### Your goal
Reproduce the entries verbatim, beginning with their first line and stopping after the line that contains "Localize all elements.", with both ends included. Leave the pictures out of your answer.

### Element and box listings
━━━━━━
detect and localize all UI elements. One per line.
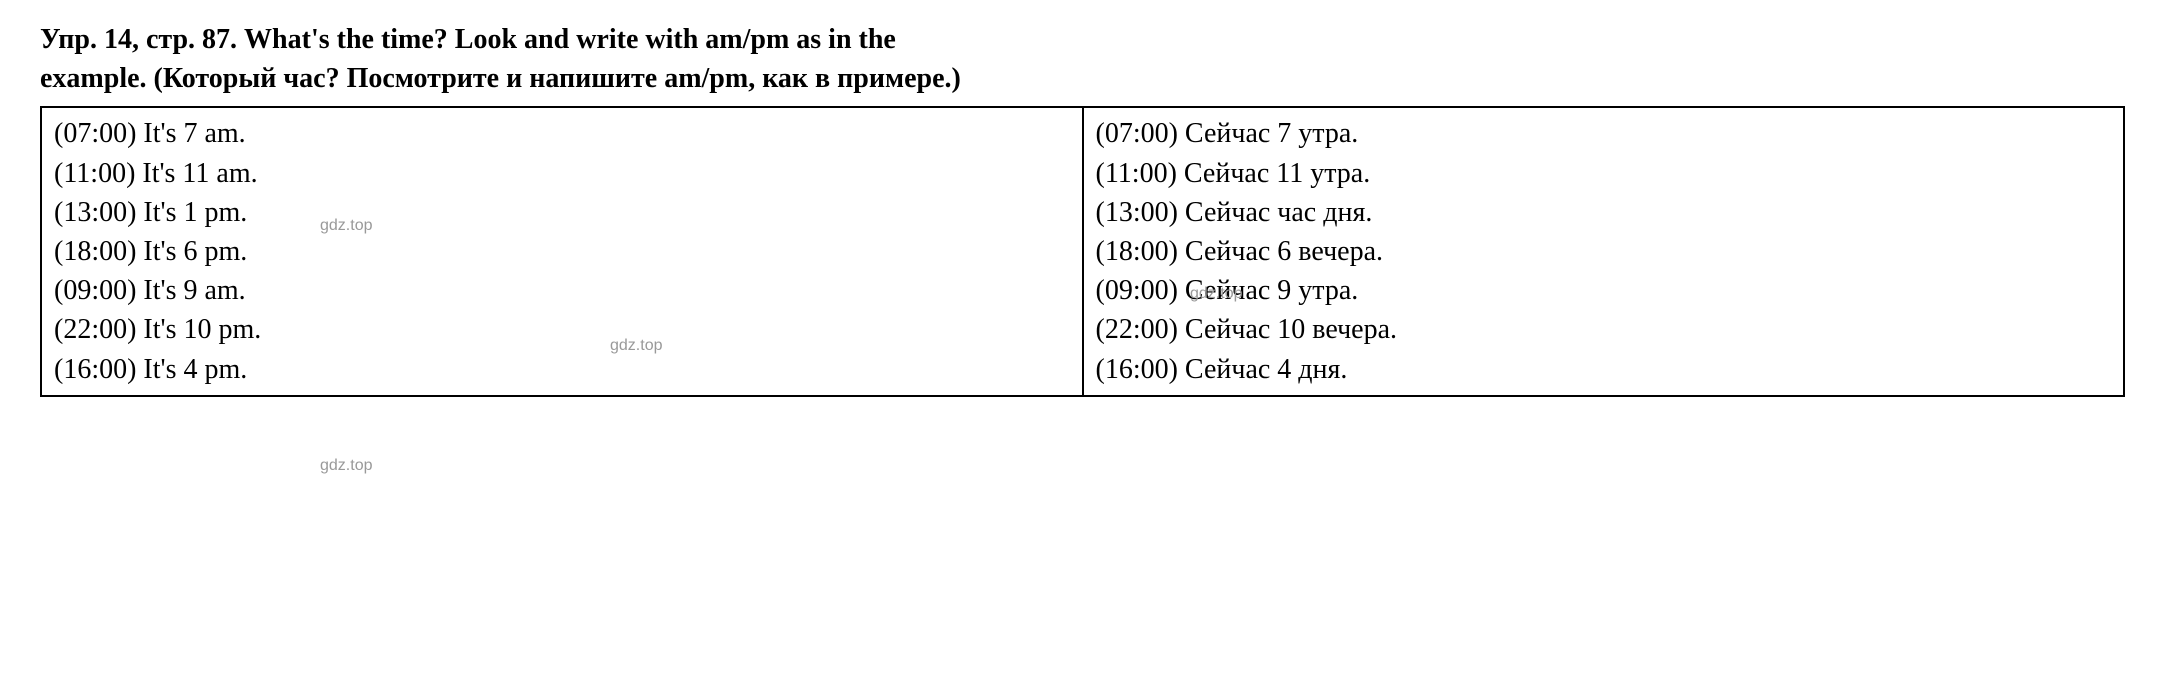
russian-column: (07:00) Сейчас 7 утра. (11:00) Сейчас 11… <box>1084 108 2124 394</box>
table-row: (13:00) It's 1 pm. <box>54 193 1070 232</box>
watermark: gdz.top <box>320 455 372 477</box>
header-line-2: example. (Который час? Посмотрите и напи… <box>40 63 961 94</box>
table-row: (16:00) Сейчас 4 дня. <box>1096 350 2112 389</box>
exercise-header: Упр. 14, стр. 87. What's the time? Look … <box>40 20 2125 98</box>
table-row: (22:00) Сейчас 10 вечера. <box>1096 310 2112 349</box>
table-row: (07:00) It's 7 am. <box>54 114 1070 153</box>
table-row: (22:00) It's 10 pm. <box>54 310 1070 349</box>
table-row: (18:00) It's 6 pm. <box>54 232 1070 271</box>
table-row: (16:00) It's 4 pm. <box>54 350 1070 389</box>
table-row: (18:00) Сейчас 6 вечера. <box>1096 232 2112 271</box>
table-row: (13:00) Сейчас час дня. <box>1096 193 2112 232</box>
table-row: (07:00) Сейчас 7 утра. <box>1096 114 2112 153</box>
table-row: (11:00) Сейчас 11 утра. <box>1096 154 2112 193</box>
english-column: (07:00) It's 7 am. (11:00) It's 11 am. (… <box>42 108 1084 394</box>
table-row: (11:00) It's 11 am. <box>54 154 1070 193</box>
table-row: (09:00) Сейчас 9 утра. <box>1096 271 2112 310</box>
answer-table: (07:00) It's 7 am. (11:00) It's 11 am. (… <box>40 106 2125 396</box>
table-row: (09:00) It's 9 am. <box>54 271 1070 310</box>
header-line-1: Упр. 14, стр. 87. What's the time? Look … <box>40 24 896 55</box>
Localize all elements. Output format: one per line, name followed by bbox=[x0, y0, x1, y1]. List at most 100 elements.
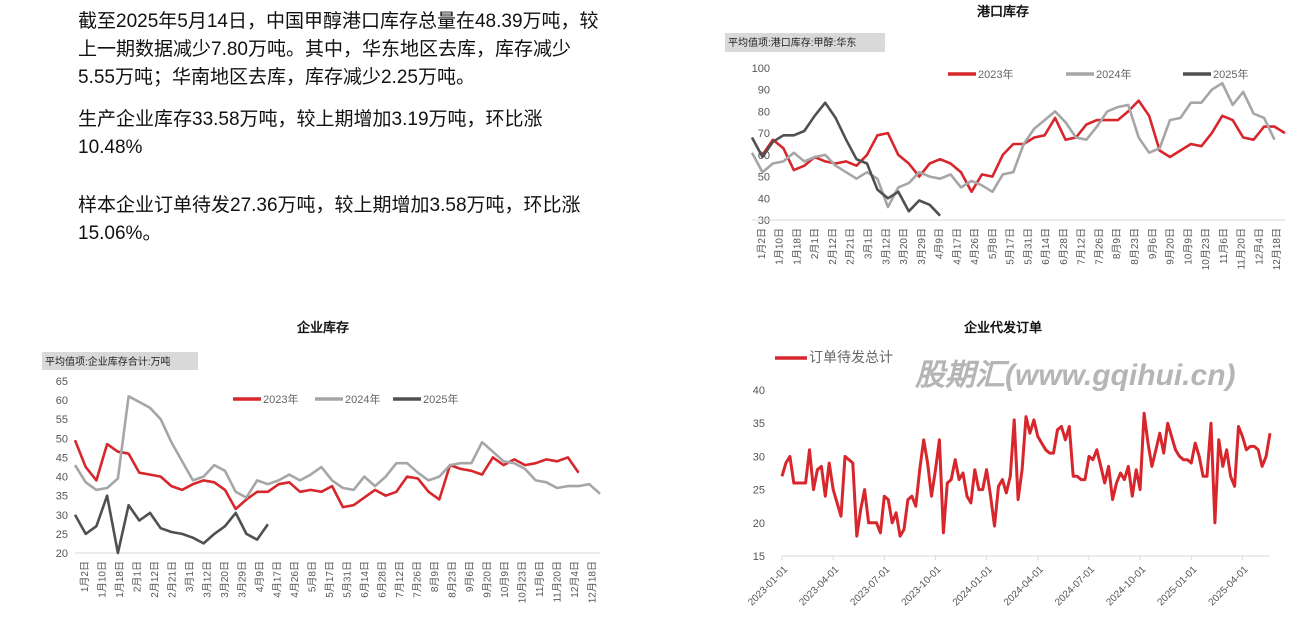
x-tick-label: 2024-01-01 bbox=[951, 564, 995, 608]
x-tick-label: 1月18日 bbox=[114, 561, 126, 598]
x-tick-label: 1月10日 bbox=[774, 228, 786, 265]
x-tick-label: 12月4日 bbox=[569, 561, 581, 598]
summary-text-block: 截至2025年5月14日，中国甲醇港口库存总量在48.39万吨，较上一期数据减少… bbox=[78, 8, 606, 262]
x-tick-label: 6月14日 bbox=[359, 561, 371, 598]
x-tick-label: 4月9日 bbox=[934, 228, 946, 259]
x-tick-label: 3月1日 bbox=[184, 561, 196, 592]
x-tick-label: 2月21日 bbox=[166, 561, 178, 598]
x-tick-label: 2月1日 bbox=[809, 228, 821, 259]
x-tick-label: 1月2日 bbox=[79, 561, 91, 592]
field-tag-label: 平均值项:港口库存:甲醇:华东 bbox=[728, 36, 856, 49]
x-tick-label: 12月18日 bbox=[586, 561, 598, 603]
x-tick-label: 9月6日 bbox=[464, 561, 476, 592]
x-tick-label: 2月12日 bbox=[149, 561, 161, 598]
x-tick-label: 6月28日 bbox=[376, 561, 388, 598]
x-tick-label: 2023-01-01 bbox=[746, 564, 790, 608]
chart-title: 港口库存 bbox=[977, 4, 1029, 19]
y-tick-label: 80 bbox=[758, 106, 770, 118]
x-tick-label: 9月20日 bbox=[481, 561, 493, 598]
legend-label: 2023年 bbox=[263, 392, 298, 406]
x-tick-label: 1月18日 bbox=[791, 228, 803, 265]
legend-label: 2023年 bbox=[978, 67, 1013, 81]
y-tick-label: 90 bbox=[758, 85, 770, 97]
x-tick-label: 11月6日 bbox=[534, 561, 546, 597]
legend-label: 2024年 bbox=[1096, 67, 1131, 81]
x-tick-label: 6月14日 bbox=[1040, 228, 1052, 265]
x-tick-label: 7月12日 bbox=[394, 561, 406, 598]
x-tick-label: 2月12日 bbox=[827, 228, 839, 265]
chart-title: 企业库存 bbox=[296, 320, 349, 335]
field-tag-box bbox=[42, 352, 198, 370]
y-tick-label: 35 bbox=[753, 418, 765, 430]
x-tick-label: 5月17日 bbox=[324, 561, 336, 598]
series-line-2023年 bbox=[73, 439, 580, 511]
series-line-2024年 bbox=[750, 81, 1276, 209]
x-tick-label: 8月23日 bbox=[446, 561, 458, 598]
y-tick-label: 35 bbox=[56, 491, 68, 503]
x-tick-label: 3月29日 bbox=[236, 561, 248, 598]
legend-label: 2025年 bbox=[423, 392, 458, 406]
series-line-2024年 bbox=[73, 395, 601, 499]
x-tick-label: 6月28日 bbox=[1058, 228, 1070, 265]
x-tick-label: 1月10日 bbox=[96, 561, 108, 598]
x-tick-label: 10月9日 bbox=[1182, 228, 1194, 265]
x-tick-label: 3月29日 bbox=[916, 228, 928, 265]
x-tick-label: 3月20日 bbox=[219, 561, 231, 598]
x-tick-label: 10月23日 bbox=[516, 561, 528, 603]
x-tick-label: 3月20日 bbox=[898, 228, 910, 265]
y-tick-label: 100 bbox=[752, 63, 770, 75]
port-inventory-paragraph: 截至2025年5月14日，中国甲醇港口库存总量在48.39万吨，较上一期数据减少… bbox=[78, 11, 599, 88]
x-tick-label: 2023-04-01 bbox=[797, 564, 841, 608]
y-tick-label: 15 bbox=[753, 551, 765, 563]
series-line-2025年 bbox=[73, 494, 269, 555]
x-tick-label: 11月6日 bbox=[1218, 228, 1230, 264]
x-tick-label: 7月12日 bbox=[1076, 228, 1088, 265]
x-tick-label: 2月1日 bbox=[131, 561, 143, 592]
x-tick-label: 5月31日 bbox=[341, 561, 353, 598]
field-tag-box bbox=[725, 33, 885, 52]
x-tick-label: 2024-04-01 bbox=[1002, 564, 1046, 608]
x-tick-label: 11月20日 bbox=[551, 561, 563, 603]
x-tick-label: 4月9日 bbox=[254, 561, 266, 592]
x-tick-label: 11月20日 bbox=[1236, 228, 1248, 270]
y-tick-label: 20 bbox=[56, 548, 68, 560]
series-line-2025年 bbox=[750, 101, 942, 217]
x-tick-label: 2023-07-01 bbox=[848, 564, 892, 608]
series-line-订单待发总计 bbox=[780, 411, 1272, 538]
y-tick-label: 25 bbox=[753, 485, 765, 497]
pending-orders-paragraph: 样本企业订单待发27.36万吨，较上期增加3.58万吨，环比涨15.06%。 bbox=[78, 195, 581, 244]
y-tick-label: 55 bbox=[56, 414, 68, 426]
x-tick-label: 9月6日 bbox=[1147, 228, 1159, 259]
legend-label: 2024年 bbox=[345, 392, 380, 406]
x-tick-label: 5月31日 bbox=[1022, 228, 1034, 265]
x-tick-label: 4月26日 bbox=[969, 228, 981, 265]
y-tick-label: 20 bbox=[753, 518, 765, 530]
x-tick-label: 12月18日 bbox=[1271, 228, 1283, 270]
x-tick-label: 5月17日 bbox=[1005, 228, 1017, 265]
x-tick-label: 2023-10-01 bbox=[900, 564, 944, 608]
x-tick-label: 10月23日 bbox=[1200, 228, 1212, 270]
legend-label: 2025年 bbox=[1213, 67, 1248, 81]
watermark: 股期汇(www.gqihui.cn) bbox=[915, 359, 1236, 392]
x-tick-label: 10月9日 bbox=[499, 561, 511, 598]
x-tick-label: 5月8日 bbox=[987, 228, 999, 259]
x-tick-label: 8月9日 bbox=[429, 561, 441, 592]
x-tick-label: 4月26日 bbox=[289, 561, 301, 598]
x-tick-label: 7月26日 bbox=[411, 561, 423, 598]
x-tick-label: 1月2日 bbox=[756, 228, 768, 259]
y-tick-label: 30 bbox=[753, 451, 765, 463]
x-tick-label: 2025-01-01 bbox=[1155, 564, 1199, 608]
x-tick-label: 4月17日 bbox=[951, 228, 963, 265]
y-tick-label: 65 bbox=[56, 376, 68, 388]
y-tick-label: 60 bbox=[56, 395, 68, 407]
enterprise-inventory-paragraph: 生产企业库存33.58万吨，较上期增加3.19万吨，环比涨10.48% bbox=[78, 109, 543, 158]
x-tick-label: 8月23日 bbox=[1129, 228, 1141, 265]
x-tick-label: 4月17日 bbox=[271, 561, 283, 598]
x-tick-label: 2月21日 bbox=[845, 228, 857, 265]
y-tick-label: 40 bbox=[758, 193, 770, 205]
chart-title: 企业代发订单 bbox=[963, 320, 1042, 335]
y-tick-label: 30 bbox=[56, 510, 68, 522]
x-tick-label: 2024-10-01 bbox=[1104, 564, 1148, 608]
x-tick-label: 3月12日 bbox=[201, 561, 213, 598]
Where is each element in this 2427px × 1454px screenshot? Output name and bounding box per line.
━━━━━━
### Result
detect and localize all UI elements. One per line.
russian-column: (07:00) Сейчас 7 утра. (11:00) Сейчас 11… <box>1084 108 2124 394</box>
table-row: (13:00) It's 1 pm. <box>54 193 1070 232</box>
watermark: gdz.top <box>320 455 372 477</box>
header-line-2: example. (Который час? Посмотрите и напи… <box>40 63 961 94</box>
table-row: (16:00) Сейчас 4 дня. <box>1096 350 2112 389</box>
exercise-header: Упр. 14, стр. 87. What's the time? Look … <box>40 20 2125 98</box>
table-row: (22:00) Сейчас 10 вечера. <box>1096 310 2112 349</box>
table-row: (07:00) It's 7 am. <box>54 114 1070 153</box>
table-row: (22:00) It's 10 pm. <box>54 310 1070 349</box>
table-row: (18:00) It's 6 pm. <box>54 232 1070 271</box>
table-row: (16:00) It's 4 pm. <box>54 350 1070 389</box>
table-row: (18:00) Сейчас 6 вечера. <box>1096 232 2112 271</box>
table-row: (13:00) Сейчас час дня. <box>1096 193 2112 232</box>
table-row: (07:00) Сейчас 7 утра. <box>1096 114 2112 153</box>
table-row: (11:00) Сейчас 11 утра. <box>1096 154 2112 193</box>
english-column: (07:00) It's 7 am. (11:00) It's 11 am. (… <box>42 108 1084 394</box>
table-row: (11:00) It's 11 am. <box>54 154 1070 193</box>
table-row: (09:00) Сейчас 9 утра. <box>1096 271 2112 310</box>
answer-table: (07:00) It's 7 am. (11:00) It's 11 am. (… <box>40 106 2125 396</box>
table-row: (09:00) It's 9 am. <box>54 271 1070 310</box>
header-line-1: Упр. 14, стр. 87. What's the time? Look … <box>40 24 896 55</box>
Localize all elements. Output format: one per line, name followed by bbox=[x0, y0, x1, y1]. List at most 100 elements.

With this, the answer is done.